**What is needed**
The records underneath are to be repeated exactly, with the pictures left out.

**Provided data**
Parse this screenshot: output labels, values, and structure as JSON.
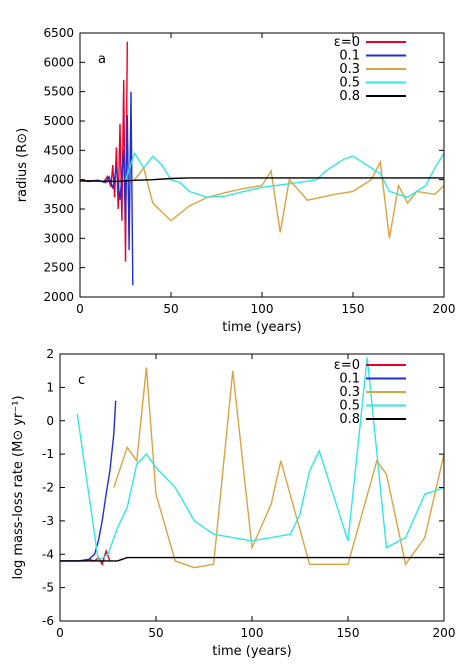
{
  "chart_data": [
    {
      "type": "line",
      "panel_label": "a",
      "xlabel": "time (years)",
      "ylabel": "radius (R⊙)",
      "xlim": [
        0,
        200
      ],
      "ylim": [
        2000,
        6500
      ],
      "xticks": [
        0,
        50,
        100,
        150,
        200
      ],
      "yticks": [
        2000,
        2500,
        3000,
        3500,
        4000,
        4500,
        5000,
        5500,
        6000,
        6500
      ],
      "legend_position": "top-right",
      "series": [
        {
          "name": "ε=0",
          "color": "#e8002a",
          "x": [
            0,
            5,
            10,
            13,
            15,
            17,
            18,
            19,
            20,
            21,
            22,
            23,
            24,
            25,
            26
          ],
          "y": [
            3980,
            3980,
            3990,
            3960,
            4050,
            3880,
            4250,
            3700,
            4550,
            3500,
            4950,
            3300,
            5700,
            2600,
            6350
          ]
        },
        {
          "name": "0.1",
          "color": "#1e2fd6",
          "x": [
            0,
            5,
            10,
            14,
            16,
            18,
            20,
            22,
            24,
            25,
            26,
            27,
            28,
            29
          ],
          "y": [
            3980,
            3970,
            3990,
            3950,
            4050,
            3850,
            4200,
            3650,
            4500,
            3300,
            5100,
            2800,
            5500,
            2200
          ]
        },
        {
          "name": "0.3",
          "color": "#d9a441",
          "x": [
            30,
            35,
            40,
            50,
            60,
            70,
            80,
            90,
            100,
            105,
            110,
            115,
            125,
            140,
            150,
            160,
            165,
            170,
            175,
            180,
            185,
            195,
            200
          ],
          "y": [
            4000,
            4200,
            3600,
            3300,
            3550,
            3700,
            3780,
            3850,
            3900,
            4150,
            3100,
            4000,
            3650,
            3750,
            3800,
            4000,
            4300,
            3000,
            3900,
            3600,
            3800,
            3750,
            3900
          ]
        },
        {
          "name": "0.5",
          "color": "#33e6e6",
          "x": [
            25,
            30,
            35,
            40,
            45,
            50,
            55,
            60,
            70,
            80,
            90,
            100,
            120,
            130,
            135,
            140,
            145,
            150,
            155,
            160,
            165,
            170,
            180,
            190,
            195,
            200
          ],
          "y": [
            4000,
            4450,
            4200,
            4400,
            4250,
            4000,
            3950,
            3800,
            3700,
            3720,
            3800,
            3870,
            3950,
            4000,
            4150,
            4250,
            4350,
            4400,
            4300,
            4200,
            4100,
            3800,
            3700,
            3900,
            4200,
            4450
          ]
        },
        {
          "name": "0.8",
          "color": "#000000",
          "x": [
            0,
            20,
            30,
            40,
            50,
            60,
            80,
            100,
            120,
            140,
            160,
            180,
            200
          ],
          "y": [
            3980,
            3970,
            3990,
            4000,
            4020,
            4030,
            4030,
            4030,
            4030,
            4030,
            4030,
            4030,
            4030
          ]
        }
      ]
    },
    {
      "type": "line",
      "panel_label": "c",
      "xlabel": "time (years)",
      "ylabel": "log mass-loss rate (M⊙ yr⁻¹)",
      "xlim": [
        0,
        200
      ],
      "ylim": [
        -6,
        2
      ],
      "xticks": [
        0,
        50,
        100,
        150,
        200
      ],
      "yticks": [
        -6,
        -5,
        -4,
        -3,
        -2,
        -1,
        0,
        1,
        2
      ],
      "legend_position": "top-right",
      "series": [
        {
          "name": "ε=0",
          "color": "#e8002a",
          "x": [
            0,
            10,
            15,
            18,
            20,
            22,
            24,
            26
          ],
          "y": [
            -4.2,
            -4.2,
            -4.15,
            -4.2,
            -4.1,
            -4.3,
            -3.9,
            -4.2
          ]
        },
        {
          "name": "0.1",
          "color": "#1e2fd6",
          "x": [
            0,
            10,
            15,
            18,
            20,
            22,
            24,
            26,
            28,
            29
          ],
          "y": [
            -4.2,
            -4.2,
            -4.15,
            -4.0,
            -3.6,
            -3.0,
            -2.2,
            -1.5,
            -0.4,
            0.6
          ]
        },
        {
          "name": "0.3",
          "color": "#d9a441",
          "x": [
            28,
            35,
            40,
            45,
            50,
            60,
            70,
            80,
            90,
            100,
            110,
            115,
            130,
            150,
            165,
            170,
            180,
            190,
            200
          ],
          "y": [
            -2.0,
            -0.8,
            -1.2,
            1.6,
            -2.2,
            -4.2,
            -4.4,
            -4.3,
            1.5,
            -3.8,
            -2.5,
            -1.2,
            -4.3,
            -4.3,
            -1.2,
            -1.6,
            -4.3,
            -3.5,
            -1.0
          ]
        },
        {
          "name": "0.5",
          "color": "#33e6e6",
          "x": [
            9,
            20,
            25,
            30,
            35,
            40,
            45,
            50,
            60,
            70,
            80,
            100,
            120,
            125,
            130,
            135,
            140,
            150,
            160,
            170,
            180,
            190,
            200
          ],
          "y": [
            0.2,
            -4.2,
            -4.0,
            -3.2,
            -2.6,
            -1.3,
            -1.0,
            -1.4,
            -2.0,
            -3.0,
            -3.4,
            -3.6,
            -3.4,
            -2.8,
            -1.5,
            -0.9,
            -1.8,
            -3.6,
            1.9,
            -3.8,
            -3.5,
            -2.2,
            -2.0
          ]
        },
        {
          "name": "0.8",
          "color": "#000000",
          "x": [
            0,
            20,
            30,
            35,
            40,
            60,
            80,
            100,
            120,
            140,
            160,
            180,
            200
          ],
          "y": [
            -4.2,
            -4.2,
            -4.2,
            -4.1,
            -4.1,
            -4.1,
            -4.1,
            -4.1,
            -4.1,
            -4.1,
            -4.1,
            -4.1,
            -4.1
          ]
        }
      ]
    }
  ]
}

**Completed task**
Parse this screenshot: output labels, values, and structure as JSON.
{
  "chart_data": [
    {
      "type": "line",
      "panel_label": "a",
      "xlabel": "time (years)",
      "ylabel": "radius (R⊙)",
      "xlim": [
        0,
        200
      ],
      "ylim": [
        2000,
        6500
      ],
      "xticks": [
        0,
        50,
        100,
        150,
        200
      ],
      "yticks": [
        2000,
        2500,
        3000,
        3500,
        4000,
        4500,
        5000,
        5500,
        6000,
        6500
      ],
      "legend_position": "top-right",
      "series": [
        {
          "name": "ε=0",
          "color": "#e8002a",
          "x": [
            0,
            5,
            10,
            13,
            15,
            17,
            18,
            19,
            20,
            21,
            22,
            23,
            24,
            25,
            26
          ],
          "y": [
            3980,
            3980,
            3990,
            3960,
            4050,
            3880,
            4250,
            3700,
            4550,
            3500,
            4950,
            3300,
            5700,
            2600,
            6350
          ]
        },
        {
          "name": "0.1",
          "color": "#1e2fd6",
          "x": [
            0,
            5,
            10,
            14,
            16,
            18,
            20,
            22,
            24,
            25,
            26,
            27,
            28,
            29
          ],
          "y": [
            3980,
            3970,
            3990,
            3950,
            4050,
            3850,
            4200,
            3650,
            4500,
            3300,
            5100,
            2800,
            5500,
            2200
          ]
        },
        {
          "name": "0.3",
          "color": "#d9a441",
          "x": [
            30,
            35,
            40,
            50,
            60,
            70,
            80,
            90,
            100,
            105,
            110,
            115,
            125,
            140,
            150,
            160,
            165,
            170,
            175,
            180,
            185,
            195,
            200
          ],
          "y": [
            4000,
            4200,
            3600,
            3300,
            3550,
            3700,
            3780,
            3850,
            3900,
            4150,
            3100,
            4000,
            3650,
            3750,
            3800,
            4000,
            4300,
            3000,
            3900,
            3600,
            3800,
            3750,
            3900
          ]
        },
        {
          "name": "0.5",
          "color": "#33e6e6",
          "x": [
            25,
            30,
            35,
            40,
            45,
            50,
            55,
            60,
            70,
            80,
            90,
            100,
            120,
            130,
            135,
            140,
            145,
            150,
            155,
            160,
            165,
            170,
            180,
            190,
            195,
            200
          ],
          "y": [
            4000,
            4450,
            4200,
            4400,
            4250,
            4000,
            3950,
            3800,
            3700,
            3720,
            3800,
            3870,
            3950,
            4000,
            4150,
            4250,
            4350,
            4400,
            4300,
            4200,
            4100,
            3800,
            3700,
            3900,
            4200,
            4450
          ]
        },
        {
          "name": "0.8",
          "color": "#000000",
          "x": [
            0,
            20,
            30,
            40,
            50,
            60,
            80,
            100,
            120,
            140,
            160,
            180,
            200
          ],
          "y": [
            3980,
            3970,
            3990,
            4000,
            4020,
            4030,
            4030,
            4030,
            4030,
            4030,
            4030,
            4030,
            4030
          ]
        }
      ]
    },
    {
      "type": "line",
      "panel_label": "c",
      "xlabel": "time (years)",
      "ylabel": "log mass-loss rate (M⊙ yr⁻¹)",
      "xlim": [
        0,
        200
      ],
      "ylim": [
        -6,
        2
      ],
      "xticks": [
        0,
        50,
        100,
        150,
        200
      ],
      "yticks": [
        -6,
        -5,
        -4,
        -3,
        -2,
        -1,
        0,
        1,
        2
      ],
      "legend_position": "top-right",
      "series": [
        {
          "name": "ε=0",
          "color": "#e8002a",
          "x": [
            0,
            10,
            15,
            18,
            20,
            22,
            24,
            26
          ],
          "y": [
            -4.2,
            -4.2,
            -4.15,
            -4.2,
            -4.1,
            -4.3,
            -3.9,
            -4.2
          ]
        },
        {
          "name": "0.1",
          "color": "#1e2fd6",
          "x": [
            0,
            10,
            15,
            18,
            20,
            22,
            24,
            26,
            28,
            29
          ],
          "y": [
            -4.2,
            -4.2,
            -4.15,
            -4.0,
            -3.6,
            -3.0,
            -2.2,
            -1.5,
            -0.4,
            0.6
          ]
        },
        {
          "name": "0.3",
          "color": "#d9a441",
          "x": [
            28,
            35,
            40,
            45,
            50,
            60,
            70,
            80,
            90,
            100,
            110,
            115,
            130,
            150,
            165,
            170,
            180,
            190,
            200
          ],
          "y": [
            -2.0,
            -0.8,
            -1.2,
            1.6,
            -2.2,
            -4.2,
            -4.4,
            -4.3,
            1.5,
            -3.8,
            -2.5,
            -1.2,
            -4.3,
            -4.3,
            -1.2,
            -1.6,
            -4.3,
            -3.5,
            -1.0
          ]
        },
        {
          "name": "0.5",
          "color": "#33e6e6",
          "x": [
            9,
            20,
            25,
            30,
            35,
            40,
            45,
            50,
            60,
            70,
            80,
            100,
            120,
            125,
            130,
            135,
            140,
            150,
            160,
            170,
            180,
            190,
            200
          ],
          "y": [
            0.2,
            -4.2,
            -4.0,
            -3.2,
            -2.6,
            -1.3,
            -1.0,
            -1.4,
            -2.0,
            -3.0,
            -3.4,
            -3.6,
            -3.4,
            -2.8,
            -1.5,
            -0.9,
            -1.8,
            -3.6,
            1.9,
            -3.8,
            -3.5,
            -2.2,
            -2.0
          ]
        },
        {
          "name": "0.8",
          "color": "#000000",
          "x": [
            0,
            20,
            30,
            35,
            40,
            60,
            80,
            100,
            120,
            140,
            160,
            180,
            200
          ],
          "y": [
            -4.2,
            -4.2,
            -4.2,
            -4.1,
            -4.1,
            -4.1,
            -4.1,
            -4.1,
            -4.1,
            -4.1,
            -4.1,
            -4.1,
            -4.1
          ]
        }
      ]
    }
  ]
}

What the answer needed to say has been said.